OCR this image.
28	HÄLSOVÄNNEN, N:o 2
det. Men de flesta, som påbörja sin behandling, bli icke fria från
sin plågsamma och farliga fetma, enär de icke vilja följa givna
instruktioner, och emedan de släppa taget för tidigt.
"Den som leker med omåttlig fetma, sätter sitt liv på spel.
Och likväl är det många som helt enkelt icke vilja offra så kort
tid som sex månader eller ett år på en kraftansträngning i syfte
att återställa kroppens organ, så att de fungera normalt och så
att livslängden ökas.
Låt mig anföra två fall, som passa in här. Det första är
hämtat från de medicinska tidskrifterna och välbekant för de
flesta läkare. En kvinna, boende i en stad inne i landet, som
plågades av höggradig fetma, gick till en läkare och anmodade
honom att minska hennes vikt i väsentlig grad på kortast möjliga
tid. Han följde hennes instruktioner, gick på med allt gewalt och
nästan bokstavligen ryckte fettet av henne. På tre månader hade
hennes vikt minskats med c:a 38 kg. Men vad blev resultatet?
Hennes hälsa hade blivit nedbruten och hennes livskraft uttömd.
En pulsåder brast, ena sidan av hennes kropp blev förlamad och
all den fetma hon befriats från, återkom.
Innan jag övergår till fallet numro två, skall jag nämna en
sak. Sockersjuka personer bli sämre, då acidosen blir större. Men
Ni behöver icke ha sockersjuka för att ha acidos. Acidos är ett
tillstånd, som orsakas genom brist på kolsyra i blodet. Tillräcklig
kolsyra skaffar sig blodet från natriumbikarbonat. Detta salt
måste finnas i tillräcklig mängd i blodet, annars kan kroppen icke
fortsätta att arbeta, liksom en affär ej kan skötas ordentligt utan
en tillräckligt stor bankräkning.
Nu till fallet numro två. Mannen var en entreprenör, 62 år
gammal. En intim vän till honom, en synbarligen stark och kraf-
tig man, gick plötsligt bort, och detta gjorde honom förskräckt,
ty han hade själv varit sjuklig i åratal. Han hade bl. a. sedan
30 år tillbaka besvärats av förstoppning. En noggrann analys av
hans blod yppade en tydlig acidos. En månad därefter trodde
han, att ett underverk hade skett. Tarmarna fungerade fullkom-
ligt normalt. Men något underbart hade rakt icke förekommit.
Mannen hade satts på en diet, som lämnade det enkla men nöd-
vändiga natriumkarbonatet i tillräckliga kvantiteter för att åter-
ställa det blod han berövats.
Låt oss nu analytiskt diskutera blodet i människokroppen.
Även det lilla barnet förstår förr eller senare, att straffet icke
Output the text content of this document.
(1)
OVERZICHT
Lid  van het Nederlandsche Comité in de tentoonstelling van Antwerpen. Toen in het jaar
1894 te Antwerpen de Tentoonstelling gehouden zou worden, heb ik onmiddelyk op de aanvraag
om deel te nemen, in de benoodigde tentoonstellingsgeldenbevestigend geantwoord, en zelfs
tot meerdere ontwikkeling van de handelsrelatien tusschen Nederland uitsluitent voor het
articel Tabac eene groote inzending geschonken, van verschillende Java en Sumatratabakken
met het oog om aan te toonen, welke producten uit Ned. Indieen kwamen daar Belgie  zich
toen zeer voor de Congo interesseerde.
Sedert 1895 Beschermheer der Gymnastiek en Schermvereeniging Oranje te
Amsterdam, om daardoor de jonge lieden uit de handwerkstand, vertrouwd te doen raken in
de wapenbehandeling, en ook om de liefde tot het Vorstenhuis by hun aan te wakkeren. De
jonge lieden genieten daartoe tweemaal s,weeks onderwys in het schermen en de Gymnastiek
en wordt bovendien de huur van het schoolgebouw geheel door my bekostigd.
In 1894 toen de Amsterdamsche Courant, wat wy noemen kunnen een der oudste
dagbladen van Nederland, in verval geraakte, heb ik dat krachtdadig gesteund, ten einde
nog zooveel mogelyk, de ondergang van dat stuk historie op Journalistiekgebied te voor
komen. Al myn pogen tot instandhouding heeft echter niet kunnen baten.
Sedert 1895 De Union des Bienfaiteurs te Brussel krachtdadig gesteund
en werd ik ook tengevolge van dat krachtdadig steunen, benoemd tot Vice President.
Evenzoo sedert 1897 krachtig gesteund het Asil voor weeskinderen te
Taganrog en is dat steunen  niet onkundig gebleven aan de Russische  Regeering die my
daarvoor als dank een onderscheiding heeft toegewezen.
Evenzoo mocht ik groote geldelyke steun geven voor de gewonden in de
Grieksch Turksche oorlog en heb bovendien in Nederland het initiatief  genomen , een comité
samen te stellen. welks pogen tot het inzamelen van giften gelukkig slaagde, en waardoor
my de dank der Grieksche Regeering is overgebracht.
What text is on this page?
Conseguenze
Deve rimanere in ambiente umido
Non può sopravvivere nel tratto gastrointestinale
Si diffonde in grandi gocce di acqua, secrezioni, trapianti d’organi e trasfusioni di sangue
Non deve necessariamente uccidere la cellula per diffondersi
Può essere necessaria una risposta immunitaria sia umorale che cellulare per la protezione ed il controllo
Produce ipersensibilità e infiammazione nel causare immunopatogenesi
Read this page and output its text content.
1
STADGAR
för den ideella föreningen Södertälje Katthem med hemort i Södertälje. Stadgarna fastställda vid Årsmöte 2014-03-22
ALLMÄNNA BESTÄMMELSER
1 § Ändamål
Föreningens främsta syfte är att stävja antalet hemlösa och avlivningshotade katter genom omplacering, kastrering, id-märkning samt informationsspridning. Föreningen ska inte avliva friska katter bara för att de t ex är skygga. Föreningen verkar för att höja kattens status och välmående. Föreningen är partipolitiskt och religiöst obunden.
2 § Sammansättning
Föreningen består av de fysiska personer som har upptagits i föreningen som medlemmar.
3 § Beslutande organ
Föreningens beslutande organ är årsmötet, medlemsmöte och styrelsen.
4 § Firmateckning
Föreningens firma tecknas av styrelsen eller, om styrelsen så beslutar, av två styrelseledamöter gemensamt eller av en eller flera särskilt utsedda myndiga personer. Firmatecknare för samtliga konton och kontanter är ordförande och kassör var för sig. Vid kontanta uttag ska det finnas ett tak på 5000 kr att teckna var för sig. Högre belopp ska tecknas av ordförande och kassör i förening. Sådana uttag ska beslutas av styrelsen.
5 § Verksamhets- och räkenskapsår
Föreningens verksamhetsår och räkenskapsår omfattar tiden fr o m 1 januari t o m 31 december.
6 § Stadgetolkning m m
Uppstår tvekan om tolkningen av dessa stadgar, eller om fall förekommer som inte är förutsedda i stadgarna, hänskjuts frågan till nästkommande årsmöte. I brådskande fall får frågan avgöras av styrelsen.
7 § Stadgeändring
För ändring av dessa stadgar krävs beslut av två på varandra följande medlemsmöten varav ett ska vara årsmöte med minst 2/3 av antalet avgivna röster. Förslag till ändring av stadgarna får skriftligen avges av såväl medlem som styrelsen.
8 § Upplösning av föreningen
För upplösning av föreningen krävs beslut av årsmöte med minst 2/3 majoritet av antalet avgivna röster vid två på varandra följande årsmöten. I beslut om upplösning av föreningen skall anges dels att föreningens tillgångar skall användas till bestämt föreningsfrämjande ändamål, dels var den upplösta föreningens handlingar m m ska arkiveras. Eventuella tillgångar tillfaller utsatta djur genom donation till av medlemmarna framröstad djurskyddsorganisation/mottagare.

-----

# Activity
Gather all lines of the records that include the word "vikt".

# Task answer
honom att minska hennes vikt i väsentlig grad på kortast möjliga
hennes vikt minskats med c:a 38 kg. Men vad blev resultatet?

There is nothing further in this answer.